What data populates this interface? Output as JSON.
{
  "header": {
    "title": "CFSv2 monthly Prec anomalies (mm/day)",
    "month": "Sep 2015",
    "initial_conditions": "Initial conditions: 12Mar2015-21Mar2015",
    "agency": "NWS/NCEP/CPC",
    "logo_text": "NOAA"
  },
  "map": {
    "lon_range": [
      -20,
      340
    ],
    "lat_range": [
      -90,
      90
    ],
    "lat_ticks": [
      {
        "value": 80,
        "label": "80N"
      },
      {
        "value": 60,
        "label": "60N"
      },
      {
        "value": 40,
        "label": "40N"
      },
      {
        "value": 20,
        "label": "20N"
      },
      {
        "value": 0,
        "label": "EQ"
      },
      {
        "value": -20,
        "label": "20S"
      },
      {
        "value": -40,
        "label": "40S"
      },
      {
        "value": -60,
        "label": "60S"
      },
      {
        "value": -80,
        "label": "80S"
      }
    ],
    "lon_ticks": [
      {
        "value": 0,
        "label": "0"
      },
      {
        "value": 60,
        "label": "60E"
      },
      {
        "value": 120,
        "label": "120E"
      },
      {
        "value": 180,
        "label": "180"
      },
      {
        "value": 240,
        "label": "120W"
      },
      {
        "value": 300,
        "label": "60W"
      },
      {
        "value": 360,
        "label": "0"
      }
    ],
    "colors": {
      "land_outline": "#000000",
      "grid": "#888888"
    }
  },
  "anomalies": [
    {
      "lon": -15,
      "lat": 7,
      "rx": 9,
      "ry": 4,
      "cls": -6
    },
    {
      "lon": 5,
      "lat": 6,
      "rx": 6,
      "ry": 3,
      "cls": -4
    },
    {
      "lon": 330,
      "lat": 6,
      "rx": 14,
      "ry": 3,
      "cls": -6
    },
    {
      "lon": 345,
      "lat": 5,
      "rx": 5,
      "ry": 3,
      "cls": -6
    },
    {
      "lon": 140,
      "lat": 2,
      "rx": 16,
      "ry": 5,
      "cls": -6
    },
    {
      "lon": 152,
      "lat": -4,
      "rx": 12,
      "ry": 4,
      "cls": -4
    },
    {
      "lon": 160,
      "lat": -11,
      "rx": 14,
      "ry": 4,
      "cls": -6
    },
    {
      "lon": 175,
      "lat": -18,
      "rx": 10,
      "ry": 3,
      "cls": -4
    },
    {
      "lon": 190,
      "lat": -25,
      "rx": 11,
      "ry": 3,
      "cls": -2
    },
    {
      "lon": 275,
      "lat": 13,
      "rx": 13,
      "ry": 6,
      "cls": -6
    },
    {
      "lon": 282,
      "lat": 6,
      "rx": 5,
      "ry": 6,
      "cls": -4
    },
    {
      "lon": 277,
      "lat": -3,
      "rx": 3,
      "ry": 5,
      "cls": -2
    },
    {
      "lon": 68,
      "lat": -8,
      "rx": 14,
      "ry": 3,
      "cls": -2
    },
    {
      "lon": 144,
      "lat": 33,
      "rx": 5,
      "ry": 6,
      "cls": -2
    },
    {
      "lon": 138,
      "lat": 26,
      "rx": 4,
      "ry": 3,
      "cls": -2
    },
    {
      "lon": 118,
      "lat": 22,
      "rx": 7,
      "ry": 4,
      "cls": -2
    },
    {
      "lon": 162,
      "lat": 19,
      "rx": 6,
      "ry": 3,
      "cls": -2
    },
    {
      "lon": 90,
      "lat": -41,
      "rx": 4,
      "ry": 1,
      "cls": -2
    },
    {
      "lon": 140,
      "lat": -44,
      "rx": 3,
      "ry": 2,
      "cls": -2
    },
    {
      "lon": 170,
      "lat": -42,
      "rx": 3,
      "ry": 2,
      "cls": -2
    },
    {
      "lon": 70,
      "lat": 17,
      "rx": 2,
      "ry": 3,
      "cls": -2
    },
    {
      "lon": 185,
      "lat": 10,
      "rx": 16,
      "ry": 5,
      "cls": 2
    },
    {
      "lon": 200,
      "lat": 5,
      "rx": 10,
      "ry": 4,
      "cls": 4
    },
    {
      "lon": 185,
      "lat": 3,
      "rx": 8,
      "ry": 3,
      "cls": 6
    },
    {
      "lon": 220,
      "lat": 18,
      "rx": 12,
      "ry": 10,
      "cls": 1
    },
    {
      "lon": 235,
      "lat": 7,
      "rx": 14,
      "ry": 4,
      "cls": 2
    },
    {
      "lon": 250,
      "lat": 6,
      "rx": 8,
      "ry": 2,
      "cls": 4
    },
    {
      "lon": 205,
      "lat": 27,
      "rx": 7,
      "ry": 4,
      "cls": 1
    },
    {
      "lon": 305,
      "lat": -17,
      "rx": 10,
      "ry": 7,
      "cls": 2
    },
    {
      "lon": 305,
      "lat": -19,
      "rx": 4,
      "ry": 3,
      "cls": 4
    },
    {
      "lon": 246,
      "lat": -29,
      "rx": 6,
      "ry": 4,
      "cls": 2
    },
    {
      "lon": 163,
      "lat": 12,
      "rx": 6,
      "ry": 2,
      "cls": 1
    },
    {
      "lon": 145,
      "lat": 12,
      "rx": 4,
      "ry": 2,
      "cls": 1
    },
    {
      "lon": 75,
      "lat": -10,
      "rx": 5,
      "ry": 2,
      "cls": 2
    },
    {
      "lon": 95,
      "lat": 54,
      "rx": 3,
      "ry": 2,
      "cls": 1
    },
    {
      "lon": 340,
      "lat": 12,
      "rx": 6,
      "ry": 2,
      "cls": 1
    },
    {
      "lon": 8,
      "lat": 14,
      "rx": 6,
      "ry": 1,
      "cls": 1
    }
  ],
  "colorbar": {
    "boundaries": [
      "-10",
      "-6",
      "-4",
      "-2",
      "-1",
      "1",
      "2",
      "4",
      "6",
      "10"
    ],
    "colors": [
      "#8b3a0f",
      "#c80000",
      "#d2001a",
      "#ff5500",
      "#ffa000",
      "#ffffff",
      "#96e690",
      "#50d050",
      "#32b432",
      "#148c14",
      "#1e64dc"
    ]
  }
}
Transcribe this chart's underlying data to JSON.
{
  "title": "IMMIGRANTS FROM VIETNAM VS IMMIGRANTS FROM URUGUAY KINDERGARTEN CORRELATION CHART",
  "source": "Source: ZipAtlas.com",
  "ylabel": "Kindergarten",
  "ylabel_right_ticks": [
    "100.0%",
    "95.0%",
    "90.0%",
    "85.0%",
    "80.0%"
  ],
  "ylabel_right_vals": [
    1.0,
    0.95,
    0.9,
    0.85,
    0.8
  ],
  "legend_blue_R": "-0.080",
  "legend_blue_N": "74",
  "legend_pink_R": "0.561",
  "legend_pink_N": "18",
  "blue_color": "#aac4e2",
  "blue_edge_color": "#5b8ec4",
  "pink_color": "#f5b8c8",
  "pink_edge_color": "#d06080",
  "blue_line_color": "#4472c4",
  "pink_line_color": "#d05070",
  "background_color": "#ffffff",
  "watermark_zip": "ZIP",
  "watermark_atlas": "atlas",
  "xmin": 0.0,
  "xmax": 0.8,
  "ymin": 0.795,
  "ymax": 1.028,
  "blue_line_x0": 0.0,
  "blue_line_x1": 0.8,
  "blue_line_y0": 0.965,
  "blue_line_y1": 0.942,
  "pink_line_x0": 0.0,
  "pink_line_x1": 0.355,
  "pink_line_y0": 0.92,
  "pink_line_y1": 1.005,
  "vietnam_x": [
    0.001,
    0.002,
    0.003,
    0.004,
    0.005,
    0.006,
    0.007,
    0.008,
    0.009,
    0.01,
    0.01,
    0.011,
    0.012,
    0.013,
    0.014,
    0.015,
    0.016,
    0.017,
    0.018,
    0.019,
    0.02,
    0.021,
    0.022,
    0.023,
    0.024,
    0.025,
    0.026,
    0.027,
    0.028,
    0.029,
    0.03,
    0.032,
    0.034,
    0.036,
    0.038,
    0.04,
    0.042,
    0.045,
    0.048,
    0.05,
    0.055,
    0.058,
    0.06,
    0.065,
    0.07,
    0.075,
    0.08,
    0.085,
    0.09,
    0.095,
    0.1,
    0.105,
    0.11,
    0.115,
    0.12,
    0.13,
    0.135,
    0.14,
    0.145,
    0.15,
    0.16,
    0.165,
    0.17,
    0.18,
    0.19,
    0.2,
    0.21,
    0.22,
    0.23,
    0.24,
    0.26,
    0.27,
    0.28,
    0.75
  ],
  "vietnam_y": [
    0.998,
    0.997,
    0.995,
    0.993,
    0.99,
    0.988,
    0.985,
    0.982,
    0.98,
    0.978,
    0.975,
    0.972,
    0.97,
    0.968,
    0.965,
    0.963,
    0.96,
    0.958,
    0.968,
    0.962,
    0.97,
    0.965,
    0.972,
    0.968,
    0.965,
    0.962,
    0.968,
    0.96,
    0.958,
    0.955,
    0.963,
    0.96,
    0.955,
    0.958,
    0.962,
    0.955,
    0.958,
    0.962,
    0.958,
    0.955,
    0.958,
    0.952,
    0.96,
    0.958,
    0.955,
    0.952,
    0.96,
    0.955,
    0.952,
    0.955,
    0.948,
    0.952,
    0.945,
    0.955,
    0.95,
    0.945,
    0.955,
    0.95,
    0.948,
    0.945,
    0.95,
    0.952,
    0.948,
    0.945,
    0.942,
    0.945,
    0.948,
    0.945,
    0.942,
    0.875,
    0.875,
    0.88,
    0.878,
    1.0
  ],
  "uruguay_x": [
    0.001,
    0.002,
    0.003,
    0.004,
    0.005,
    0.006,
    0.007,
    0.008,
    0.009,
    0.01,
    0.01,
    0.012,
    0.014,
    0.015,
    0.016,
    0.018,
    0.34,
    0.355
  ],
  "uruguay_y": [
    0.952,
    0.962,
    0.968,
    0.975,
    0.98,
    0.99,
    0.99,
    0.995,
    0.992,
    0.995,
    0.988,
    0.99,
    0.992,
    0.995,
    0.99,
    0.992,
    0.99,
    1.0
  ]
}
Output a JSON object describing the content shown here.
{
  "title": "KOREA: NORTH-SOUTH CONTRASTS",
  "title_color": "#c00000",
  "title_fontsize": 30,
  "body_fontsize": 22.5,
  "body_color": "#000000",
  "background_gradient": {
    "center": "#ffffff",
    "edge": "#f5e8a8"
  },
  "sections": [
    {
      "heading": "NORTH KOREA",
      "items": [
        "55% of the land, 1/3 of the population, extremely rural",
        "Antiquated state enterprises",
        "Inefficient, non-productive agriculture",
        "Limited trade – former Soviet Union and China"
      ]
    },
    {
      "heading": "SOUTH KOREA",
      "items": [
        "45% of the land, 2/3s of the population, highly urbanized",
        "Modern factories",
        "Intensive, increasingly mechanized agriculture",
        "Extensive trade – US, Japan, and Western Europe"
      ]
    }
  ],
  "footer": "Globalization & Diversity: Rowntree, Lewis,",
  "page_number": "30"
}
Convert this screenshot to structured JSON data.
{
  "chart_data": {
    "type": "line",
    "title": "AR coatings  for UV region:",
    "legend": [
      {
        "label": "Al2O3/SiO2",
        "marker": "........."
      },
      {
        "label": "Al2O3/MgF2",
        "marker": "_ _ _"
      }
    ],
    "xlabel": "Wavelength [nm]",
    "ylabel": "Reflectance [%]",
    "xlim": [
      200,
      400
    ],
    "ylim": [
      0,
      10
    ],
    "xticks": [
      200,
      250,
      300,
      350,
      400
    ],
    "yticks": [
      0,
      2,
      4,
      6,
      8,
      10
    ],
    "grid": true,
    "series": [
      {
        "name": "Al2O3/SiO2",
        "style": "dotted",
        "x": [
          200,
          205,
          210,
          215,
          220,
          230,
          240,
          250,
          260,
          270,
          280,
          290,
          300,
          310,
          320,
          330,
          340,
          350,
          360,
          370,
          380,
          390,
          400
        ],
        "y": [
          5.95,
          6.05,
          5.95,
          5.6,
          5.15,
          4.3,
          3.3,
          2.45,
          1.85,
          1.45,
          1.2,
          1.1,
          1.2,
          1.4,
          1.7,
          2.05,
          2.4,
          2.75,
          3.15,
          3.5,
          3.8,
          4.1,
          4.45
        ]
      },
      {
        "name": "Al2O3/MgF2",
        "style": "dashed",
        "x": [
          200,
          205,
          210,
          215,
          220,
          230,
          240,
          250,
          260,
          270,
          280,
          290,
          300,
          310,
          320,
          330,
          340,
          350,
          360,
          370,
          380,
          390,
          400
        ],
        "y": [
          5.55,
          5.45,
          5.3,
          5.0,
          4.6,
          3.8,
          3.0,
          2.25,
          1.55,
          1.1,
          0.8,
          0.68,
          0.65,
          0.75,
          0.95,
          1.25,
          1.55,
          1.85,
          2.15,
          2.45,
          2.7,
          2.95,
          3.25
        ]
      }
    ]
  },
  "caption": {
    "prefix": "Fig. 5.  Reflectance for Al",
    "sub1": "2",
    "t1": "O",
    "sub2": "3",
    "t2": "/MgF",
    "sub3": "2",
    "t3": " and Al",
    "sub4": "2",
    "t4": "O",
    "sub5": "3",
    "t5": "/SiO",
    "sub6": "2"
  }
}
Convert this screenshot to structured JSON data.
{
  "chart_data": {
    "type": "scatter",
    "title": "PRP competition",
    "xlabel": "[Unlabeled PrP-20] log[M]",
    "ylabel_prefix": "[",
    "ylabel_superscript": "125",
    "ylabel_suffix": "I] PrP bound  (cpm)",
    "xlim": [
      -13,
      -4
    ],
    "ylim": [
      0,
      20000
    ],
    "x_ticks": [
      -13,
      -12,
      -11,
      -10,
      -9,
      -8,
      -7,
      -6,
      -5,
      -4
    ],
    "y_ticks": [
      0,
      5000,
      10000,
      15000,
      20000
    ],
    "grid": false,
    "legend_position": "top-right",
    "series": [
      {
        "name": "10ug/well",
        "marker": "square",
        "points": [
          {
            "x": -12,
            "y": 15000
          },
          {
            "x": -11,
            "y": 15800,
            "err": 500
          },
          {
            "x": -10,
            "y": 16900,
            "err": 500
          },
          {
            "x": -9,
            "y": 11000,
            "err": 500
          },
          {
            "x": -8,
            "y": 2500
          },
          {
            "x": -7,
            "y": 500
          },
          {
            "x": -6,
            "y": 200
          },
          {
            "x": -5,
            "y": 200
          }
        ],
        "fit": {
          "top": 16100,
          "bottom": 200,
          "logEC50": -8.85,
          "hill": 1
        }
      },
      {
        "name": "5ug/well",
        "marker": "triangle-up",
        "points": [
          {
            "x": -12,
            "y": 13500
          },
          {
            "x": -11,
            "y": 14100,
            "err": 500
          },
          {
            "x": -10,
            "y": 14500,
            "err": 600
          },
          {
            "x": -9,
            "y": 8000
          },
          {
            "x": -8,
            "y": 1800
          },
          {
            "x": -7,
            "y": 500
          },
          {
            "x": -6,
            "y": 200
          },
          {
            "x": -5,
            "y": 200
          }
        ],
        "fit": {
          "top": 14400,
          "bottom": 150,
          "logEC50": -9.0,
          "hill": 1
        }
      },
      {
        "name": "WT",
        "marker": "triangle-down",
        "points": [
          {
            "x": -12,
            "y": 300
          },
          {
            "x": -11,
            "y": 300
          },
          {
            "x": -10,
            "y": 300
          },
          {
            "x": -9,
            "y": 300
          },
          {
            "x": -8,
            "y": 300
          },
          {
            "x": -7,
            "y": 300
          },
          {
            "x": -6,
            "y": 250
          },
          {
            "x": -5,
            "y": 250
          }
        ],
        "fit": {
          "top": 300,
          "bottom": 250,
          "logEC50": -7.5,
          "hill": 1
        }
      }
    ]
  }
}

====

Problem: From the data above, copy each line where the string "population" appears.

Answer to the exercise:
        "55% of the land, 1/3 of the population, extremely rural",
        "45% of the land, 2/3s of the population, highly urbanized",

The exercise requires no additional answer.